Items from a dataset
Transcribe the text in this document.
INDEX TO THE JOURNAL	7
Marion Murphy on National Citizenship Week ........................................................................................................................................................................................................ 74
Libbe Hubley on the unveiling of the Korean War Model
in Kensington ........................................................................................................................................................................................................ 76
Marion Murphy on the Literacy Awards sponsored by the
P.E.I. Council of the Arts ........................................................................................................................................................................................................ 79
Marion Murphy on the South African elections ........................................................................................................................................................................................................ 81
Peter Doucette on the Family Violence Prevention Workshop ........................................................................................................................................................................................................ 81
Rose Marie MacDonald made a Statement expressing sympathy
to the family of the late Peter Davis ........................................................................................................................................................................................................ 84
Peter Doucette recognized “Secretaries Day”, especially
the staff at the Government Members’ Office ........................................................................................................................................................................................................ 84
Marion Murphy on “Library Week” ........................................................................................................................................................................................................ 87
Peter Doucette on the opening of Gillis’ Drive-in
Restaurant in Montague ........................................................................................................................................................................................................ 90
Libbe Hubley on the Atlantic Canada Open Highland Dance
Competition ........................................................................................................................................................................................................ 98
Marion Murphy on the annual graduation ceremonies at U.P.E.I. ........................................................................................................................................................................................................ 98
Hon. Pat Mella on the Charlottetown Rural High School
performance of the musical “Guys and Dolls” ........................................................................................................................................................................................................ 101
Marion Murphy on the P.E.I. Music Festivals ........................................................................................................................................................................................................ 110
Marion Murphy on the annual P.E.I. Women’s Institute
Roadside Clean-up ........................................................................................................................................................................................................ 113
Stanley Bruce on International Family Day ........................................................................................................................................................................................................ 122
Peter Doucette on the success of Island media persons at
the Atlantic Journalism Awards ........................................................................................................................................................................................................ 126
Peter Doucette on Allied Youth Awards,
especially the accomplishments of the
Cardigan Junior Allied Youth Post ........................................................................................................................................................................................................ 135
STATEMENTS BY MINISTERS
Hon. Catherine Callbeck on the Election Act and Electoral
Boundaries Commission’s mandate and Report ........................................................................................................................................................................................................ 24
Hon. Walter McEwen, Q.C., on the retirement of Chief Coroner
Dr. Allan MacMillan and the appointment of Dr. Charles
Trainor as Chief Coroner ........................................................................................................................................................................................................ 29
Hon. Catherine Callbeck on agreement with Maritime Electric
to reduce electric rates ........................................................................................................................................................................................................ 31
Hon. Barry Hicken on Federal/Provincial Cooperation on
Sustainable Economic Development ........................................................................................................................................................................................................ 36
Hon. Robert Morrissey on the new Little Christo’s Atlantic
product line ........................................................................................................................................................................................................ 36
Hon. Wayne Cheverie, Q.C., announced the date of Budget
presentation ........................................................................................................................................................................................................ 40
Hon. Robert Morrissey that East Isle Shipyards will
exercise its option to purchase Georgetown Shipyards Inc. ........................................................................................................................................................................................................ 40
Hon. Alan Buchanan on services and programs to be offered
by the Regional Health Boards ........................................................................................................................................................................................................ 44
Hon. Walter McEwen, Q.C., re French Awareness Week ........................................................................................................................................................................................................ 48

---

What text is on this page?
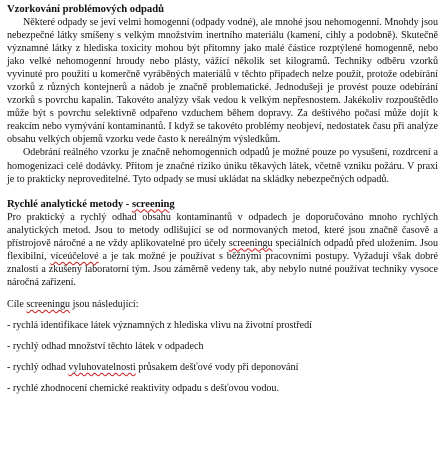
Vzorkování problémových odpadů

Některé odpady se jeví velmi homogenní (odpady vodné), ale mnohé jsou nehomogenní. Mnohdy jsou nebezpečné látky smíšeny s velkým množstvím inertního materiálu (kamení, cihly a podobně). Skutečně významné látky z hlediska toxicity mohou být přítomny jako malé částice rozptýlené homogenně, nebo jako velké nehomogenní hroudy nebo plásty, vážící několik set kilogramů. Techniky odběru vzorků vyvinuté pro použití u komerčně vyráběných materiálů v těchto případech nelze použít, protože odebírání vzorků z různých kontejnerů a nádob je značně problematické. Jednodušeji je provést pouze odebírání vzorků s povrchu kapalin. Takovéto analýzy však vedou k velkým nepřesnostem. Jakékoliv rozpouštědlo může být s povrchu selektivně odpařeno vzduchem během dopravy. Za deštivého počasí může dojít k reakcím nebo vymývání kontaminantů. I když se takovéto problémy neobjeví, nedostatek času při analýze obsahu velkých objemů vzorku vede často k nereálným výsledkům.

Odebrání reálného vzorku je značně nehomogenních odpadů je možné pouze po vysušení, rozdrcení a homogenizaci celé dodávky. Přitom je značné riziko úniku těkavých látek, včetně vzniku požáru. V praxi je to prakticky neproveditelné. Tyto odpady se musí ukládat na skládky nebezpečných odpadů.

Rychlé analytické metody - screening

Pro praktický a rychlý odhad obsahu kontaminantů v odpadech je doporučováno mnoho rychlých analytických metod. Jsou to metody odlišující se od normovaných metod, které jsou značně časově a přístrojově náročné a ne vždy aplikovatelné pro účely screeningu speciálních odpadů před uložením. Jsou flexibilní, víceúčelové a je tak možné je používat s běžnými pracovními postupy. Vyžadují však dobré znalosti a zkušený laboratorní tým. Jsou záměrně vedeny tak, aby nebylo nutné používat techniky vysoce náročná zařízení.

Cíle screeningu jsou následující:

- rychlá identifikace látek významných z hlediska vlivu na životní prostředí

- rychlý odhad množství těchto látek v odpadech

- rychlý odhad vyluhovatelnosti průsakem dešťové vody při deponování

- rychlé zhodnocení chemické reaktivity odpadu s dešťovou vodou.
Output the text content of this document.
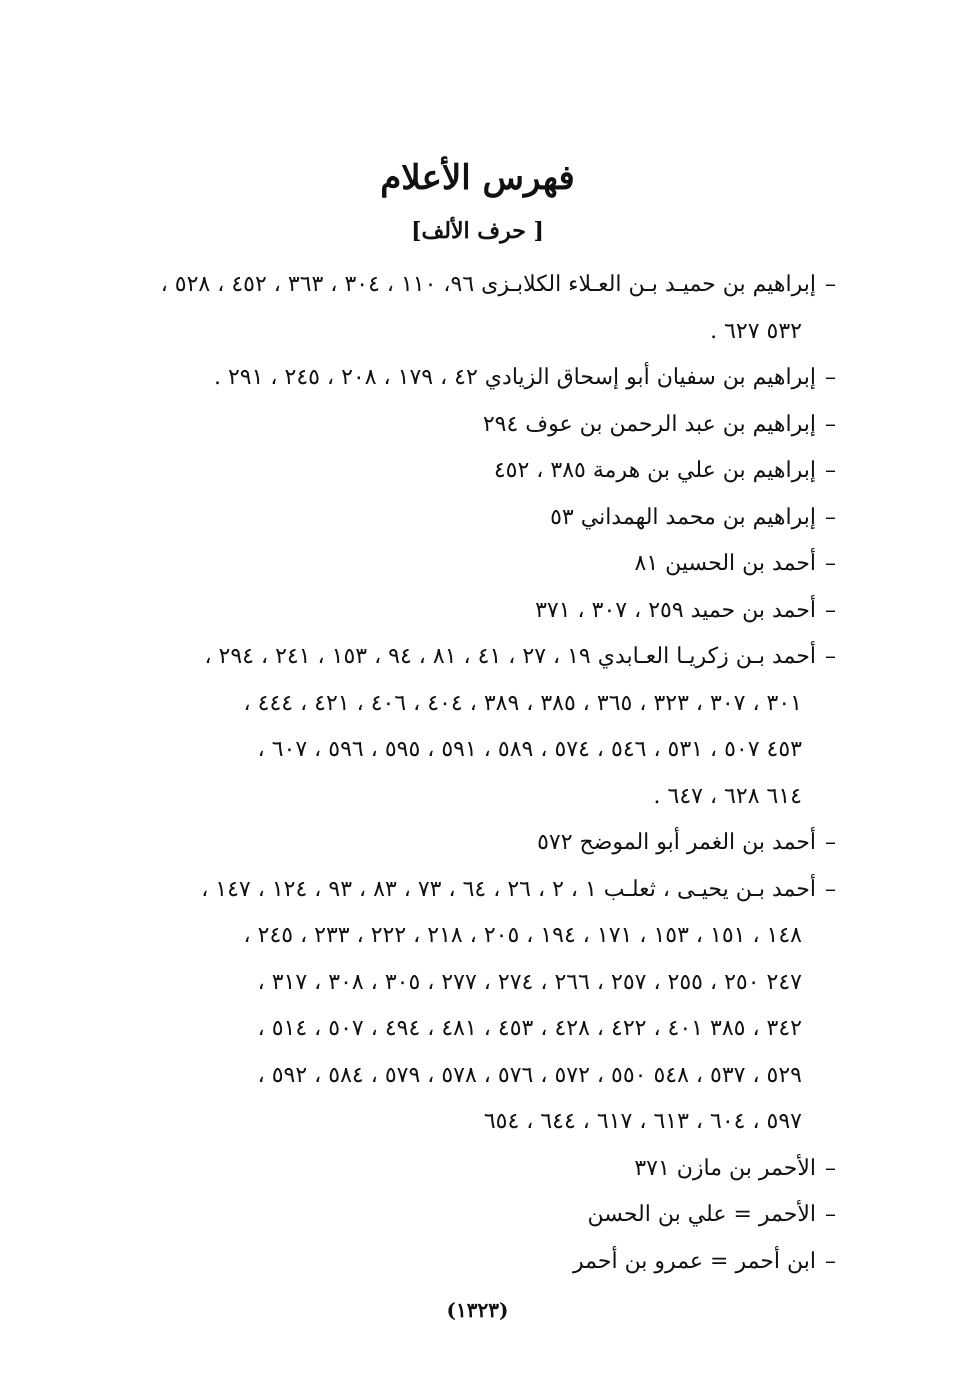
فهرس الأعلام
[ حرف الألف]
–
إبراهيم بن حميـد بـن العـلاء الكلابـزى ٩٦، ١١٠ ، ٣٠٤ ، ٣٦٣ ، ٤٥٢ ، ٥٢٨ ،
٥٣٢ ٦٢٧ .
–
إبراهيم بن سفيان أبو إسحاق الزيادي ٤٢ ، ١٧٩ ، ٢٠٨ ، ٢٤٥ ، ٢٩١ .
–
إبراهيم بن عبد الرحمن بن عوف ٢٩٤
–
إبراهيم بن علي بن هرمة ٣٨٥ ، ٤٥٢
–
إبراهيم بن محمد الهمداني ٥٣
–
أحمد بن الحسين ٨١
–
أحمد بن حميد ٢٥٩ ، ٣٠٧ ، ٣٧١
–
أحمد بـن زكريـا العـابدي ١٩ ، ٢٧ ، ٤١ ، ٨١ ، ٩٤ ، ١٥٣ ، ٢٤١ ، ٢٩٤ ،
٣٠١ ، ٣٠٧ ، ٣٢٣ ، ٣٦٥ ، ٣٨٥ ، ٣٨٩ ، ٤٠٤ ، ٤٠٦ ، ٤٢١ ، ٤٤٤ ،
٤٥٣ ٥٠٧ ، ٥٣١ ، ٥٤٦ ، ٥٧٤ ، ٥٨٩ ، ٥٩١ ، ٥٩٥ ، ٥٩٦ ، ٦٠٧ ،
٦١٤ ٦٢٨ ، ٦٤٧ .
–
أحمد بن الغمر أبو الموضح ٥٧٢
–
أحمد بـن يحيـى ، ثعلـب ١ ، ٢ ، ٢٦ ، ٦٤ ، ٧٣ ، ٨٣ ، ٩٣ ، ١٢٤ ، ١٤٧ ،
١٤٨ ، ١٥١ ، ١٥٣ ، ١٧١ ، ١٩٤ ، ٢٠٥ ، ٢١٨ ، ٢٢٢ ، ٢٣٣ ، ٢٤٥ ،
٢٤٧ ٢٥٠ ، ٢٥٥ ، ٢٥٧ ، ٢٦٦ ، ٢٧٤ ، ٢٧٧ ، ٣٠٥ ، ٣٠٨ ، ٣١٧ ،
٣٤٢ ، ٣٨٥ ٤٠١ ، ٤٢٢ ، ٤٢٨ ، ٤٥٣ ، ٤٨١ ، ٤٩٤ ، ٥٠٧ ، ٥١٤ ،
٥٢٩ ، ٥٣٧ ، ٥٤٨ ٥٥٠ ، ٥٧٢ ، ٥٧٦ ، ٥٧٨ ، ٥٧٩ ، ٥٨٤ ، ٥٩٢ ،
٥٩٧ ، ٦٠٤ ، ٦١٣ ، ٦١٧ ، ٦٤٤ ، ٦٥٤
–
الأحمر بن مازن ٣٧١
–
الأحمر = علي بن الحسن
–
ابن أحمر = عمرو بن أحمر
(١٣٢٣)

==

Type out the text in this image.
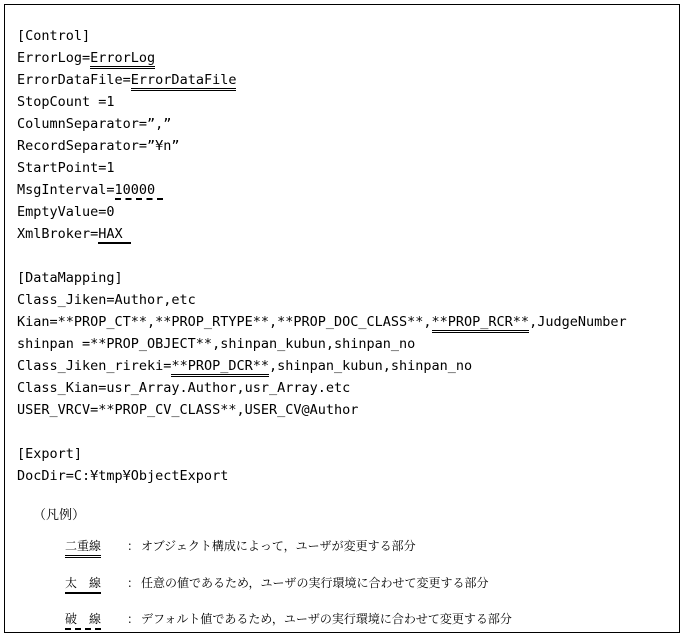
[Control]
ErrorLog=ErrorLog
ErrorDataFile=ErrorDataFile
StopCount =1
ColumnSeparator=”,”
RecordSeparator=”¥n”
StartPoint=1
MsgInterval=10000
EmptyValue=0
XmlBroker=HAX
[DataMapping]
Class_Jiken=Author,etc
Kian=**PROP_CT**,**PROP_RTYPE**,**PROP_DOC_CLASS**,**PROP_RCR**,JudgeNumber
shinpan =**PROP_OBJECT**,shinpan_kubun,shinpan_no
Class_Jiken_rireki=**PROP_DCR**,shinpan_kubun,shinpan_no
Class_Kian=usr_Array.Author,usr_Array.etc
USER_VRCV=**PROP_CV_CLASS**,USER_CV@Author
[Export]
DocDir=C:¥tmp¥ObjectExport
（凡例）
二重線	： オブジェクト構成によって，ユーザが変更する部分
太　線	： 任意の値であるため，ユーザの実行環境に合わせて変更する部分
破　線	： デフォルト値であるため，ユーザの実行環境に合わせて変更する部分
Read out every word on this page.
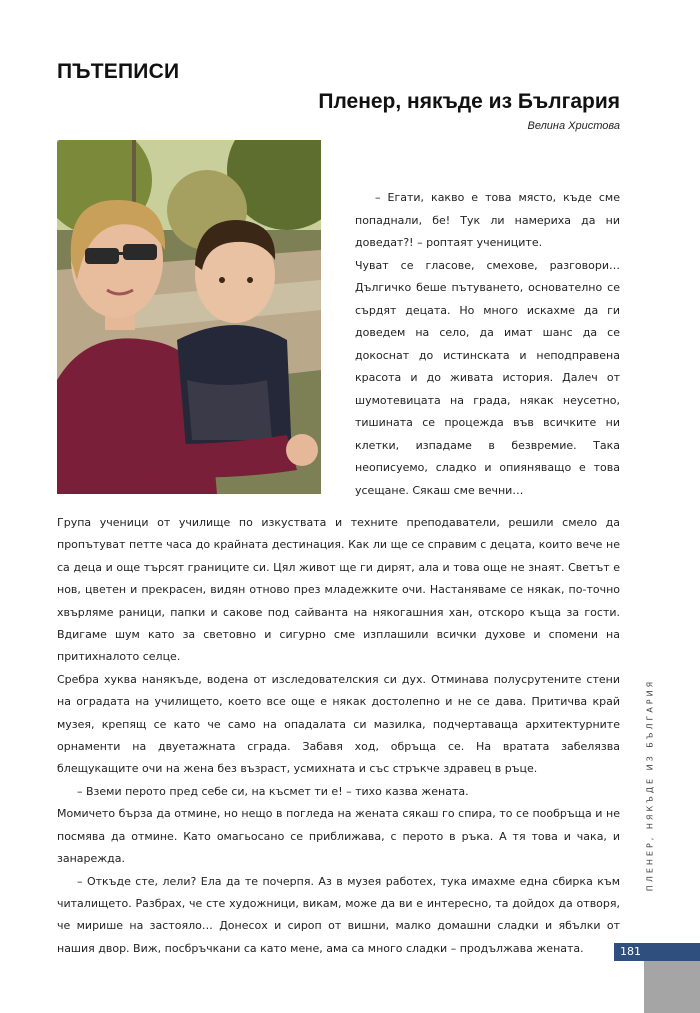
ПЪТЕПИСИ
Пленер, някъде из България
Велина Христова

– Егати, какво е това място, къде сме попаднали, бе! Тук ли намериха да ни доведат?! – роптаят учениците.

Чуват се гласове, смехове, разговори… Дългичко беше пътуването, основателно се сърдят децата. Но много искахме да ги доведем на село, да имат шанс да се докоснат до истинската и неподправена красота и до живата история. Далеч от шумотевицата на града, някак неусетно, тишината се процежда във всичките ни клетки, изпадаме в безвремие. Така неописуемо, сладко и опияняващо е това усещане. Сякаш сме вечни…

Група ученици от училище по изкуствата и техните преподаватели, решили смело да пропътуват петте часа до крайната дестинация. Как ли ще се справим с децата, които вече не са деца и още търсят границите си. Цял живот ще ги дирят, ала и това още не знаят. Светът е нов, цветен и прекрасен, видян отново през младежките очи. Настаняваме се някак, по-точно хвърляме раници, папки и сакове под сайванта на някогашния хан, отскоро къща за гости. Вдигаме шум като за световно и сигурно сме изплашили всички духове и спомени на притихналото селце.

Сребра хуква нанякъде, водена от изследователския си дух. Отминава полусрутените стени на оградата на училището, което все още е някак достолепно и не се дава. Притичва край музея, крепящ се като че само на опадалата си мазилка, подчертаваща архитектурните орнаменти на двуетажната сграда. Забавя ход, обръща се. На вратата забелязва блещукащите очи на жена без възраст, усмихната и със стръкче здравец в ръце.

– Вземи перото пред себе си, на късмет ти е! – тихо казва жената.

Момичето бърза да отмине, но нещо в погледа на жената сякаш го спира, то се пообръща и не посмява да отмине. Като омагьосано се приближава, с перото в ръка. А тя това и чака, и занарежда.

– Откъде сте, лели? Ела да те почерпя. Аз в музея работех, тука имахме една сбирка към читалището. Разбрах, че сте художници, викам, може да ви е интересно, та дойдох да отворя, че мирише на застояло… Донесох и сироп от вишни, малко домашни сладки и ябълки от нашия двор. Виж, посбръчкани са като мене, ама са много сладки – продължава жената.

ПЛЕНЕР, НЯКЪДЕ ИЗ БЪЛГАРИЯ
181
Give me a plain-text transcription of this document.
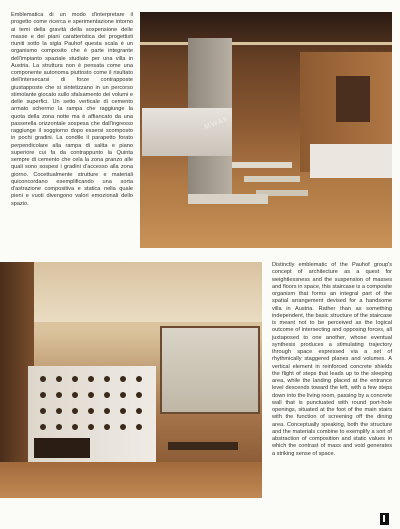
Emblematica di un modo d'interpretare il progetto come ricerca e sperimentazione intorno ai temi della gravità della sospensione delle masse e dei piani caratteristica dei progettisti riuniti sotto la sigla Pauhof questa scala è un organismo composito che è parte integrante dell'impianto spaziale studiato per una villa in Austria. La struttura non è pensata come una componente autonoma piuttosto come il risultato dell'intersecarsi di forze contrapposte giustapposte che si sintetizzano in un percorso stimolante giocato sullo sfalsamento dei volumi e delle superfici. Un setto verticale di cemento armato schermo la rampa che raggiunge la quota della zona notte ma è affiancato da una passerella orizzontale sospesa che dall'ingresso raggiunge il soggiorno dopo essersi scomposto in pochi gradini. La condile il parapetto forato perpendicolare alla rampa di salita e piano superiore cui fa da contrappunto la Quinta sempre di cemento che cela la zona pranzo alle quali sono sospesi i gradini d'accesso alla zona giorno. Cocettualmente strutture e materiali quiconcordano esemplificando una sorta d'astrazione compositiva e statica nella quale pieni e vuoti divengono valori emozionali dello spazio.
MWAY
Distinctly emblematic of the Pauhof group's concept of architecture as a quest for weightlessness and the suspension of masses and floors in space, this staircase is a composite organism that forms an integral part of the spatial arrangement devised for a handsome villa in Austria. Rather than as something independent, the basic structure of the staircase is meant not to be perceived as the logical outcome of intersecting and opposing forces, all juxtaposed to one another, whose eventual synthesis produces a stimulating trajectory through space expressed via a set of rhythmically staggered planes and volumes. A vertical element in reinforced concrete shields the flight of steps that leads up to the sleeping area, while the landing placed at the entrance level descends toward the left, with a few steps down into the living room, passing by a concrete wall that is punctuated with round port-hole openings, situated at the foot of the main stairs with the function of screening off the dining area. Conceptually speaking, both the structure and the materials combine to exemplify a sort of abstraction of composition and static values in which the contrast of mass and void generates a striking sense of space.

__Your instructions__. Take every line above carrying "especially" and return it.

__Task result__.
Peter Doucette recognized “Secretaries Day”, especially
especially the accomplishments of the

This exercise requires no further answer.